WRITTEN REQUEST —
Each line below is to be written out in full, exactly as shown.
━━━ RECORDS FOR THIS EXERCISE ━━━
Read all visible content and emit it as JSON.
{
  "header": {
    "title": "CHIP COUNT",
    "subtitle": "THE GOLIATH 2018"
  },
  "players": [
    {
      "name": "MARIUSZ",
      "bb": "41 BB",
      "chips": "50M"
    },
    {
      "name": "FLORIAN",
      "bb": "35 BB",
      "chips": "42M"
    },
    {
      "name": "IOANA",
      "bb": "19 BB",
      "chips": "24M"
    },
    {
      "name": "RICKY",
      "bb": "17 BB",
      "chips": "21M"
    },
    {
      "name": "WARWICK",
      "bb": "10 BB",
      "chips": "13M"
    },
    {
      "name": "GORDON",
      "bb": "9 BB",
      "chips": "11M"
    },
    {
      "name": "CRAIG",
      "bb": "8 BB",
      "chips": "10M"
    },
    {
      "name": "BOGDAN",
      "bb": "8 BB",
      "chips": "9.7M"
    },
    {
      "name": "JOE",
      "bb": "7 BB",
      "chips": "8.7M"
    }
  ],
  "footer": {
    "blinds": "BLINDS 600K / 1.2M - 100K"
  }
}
━━━
SOLVED EXERCISE —
Read all visible content and emit it as JSON.
{
  "header": {
    "title": "CHIP COUNT",
    "subtitle": "THE GOLIATH 2018"
  },
  "players": [
    {
      "name": "MARIUSZ",
      "bb": "41 BB",
      "chips": "50M"
    },
    {
      "name": "FLORIAN",
      "bb": "35 BB",
      "chips": "42M"
    },
    {
      "name": "IOANA",
      "bb": "19 BB",
      "chips": "24M"
    },
    {
      "name": "RICKY",
      "bb": "17 BB",
      "chips": "21M"
    },
    {
      "name": "WARWICK",
      "bb": "10 BB",
      "chips": "13M"
    },
    {
      "name": "GORDON",
      "bb": "9 BB",
      "chips": "11M"
    },
    {
      "name": "CRAIG",
      "bb": "8 BB",
      "chips": "10M"
    },
    {
      "name": "BOGDAN",
      "bb": "8 BB",
      "chips": "9.7M"
    },
    {
      "name": "JOE",
      "bb": "7 BB",
      "chips": "8.7M"
    }
  ],
  "footer": {
    "blinds": "BLINDS 600K / 1.2M - 100K"
  }
}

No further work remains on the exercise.